START

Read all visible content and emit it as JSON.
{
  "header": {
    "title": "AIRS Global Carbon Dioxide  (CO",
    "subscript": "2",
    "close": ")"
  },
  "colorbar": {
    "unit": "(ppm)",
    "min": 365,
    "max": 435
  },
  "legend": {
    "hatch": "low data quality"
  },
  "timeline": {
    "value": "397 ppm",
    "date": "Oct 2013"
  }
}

END
START

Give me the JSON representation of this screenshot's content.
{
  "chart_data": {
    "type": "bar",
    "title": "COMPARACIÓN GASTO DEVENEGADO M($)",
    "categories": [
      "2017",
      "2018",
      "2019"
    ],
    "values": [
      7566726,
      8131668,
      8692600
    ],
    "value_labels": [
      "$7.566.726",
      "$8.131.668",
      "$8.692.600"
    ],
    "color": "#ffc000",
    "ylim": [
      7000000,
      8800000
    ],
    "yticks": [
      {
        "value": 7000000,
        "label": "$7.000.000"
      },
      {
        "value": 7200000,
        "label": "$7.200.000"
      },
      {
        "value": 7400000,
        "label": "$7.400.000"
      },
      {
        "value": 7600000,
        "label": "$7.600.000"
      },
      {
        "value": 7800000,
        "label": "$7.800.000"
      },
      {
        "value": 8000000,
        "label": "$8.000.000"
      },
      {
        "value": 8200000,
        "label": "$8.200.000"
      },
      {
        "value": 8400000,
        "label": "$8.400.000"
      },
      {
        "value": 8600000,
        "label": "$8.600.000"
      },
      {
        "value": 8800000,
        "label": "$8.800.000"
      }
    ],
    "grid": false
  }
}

END

▶ **Description of the task**:
Go through the listing above and pull out each line containing the word "JSON".

▶ **Correct output**:
Read all visible content and emit it as JSON.
Give me the JSON representation of this screenshot's content.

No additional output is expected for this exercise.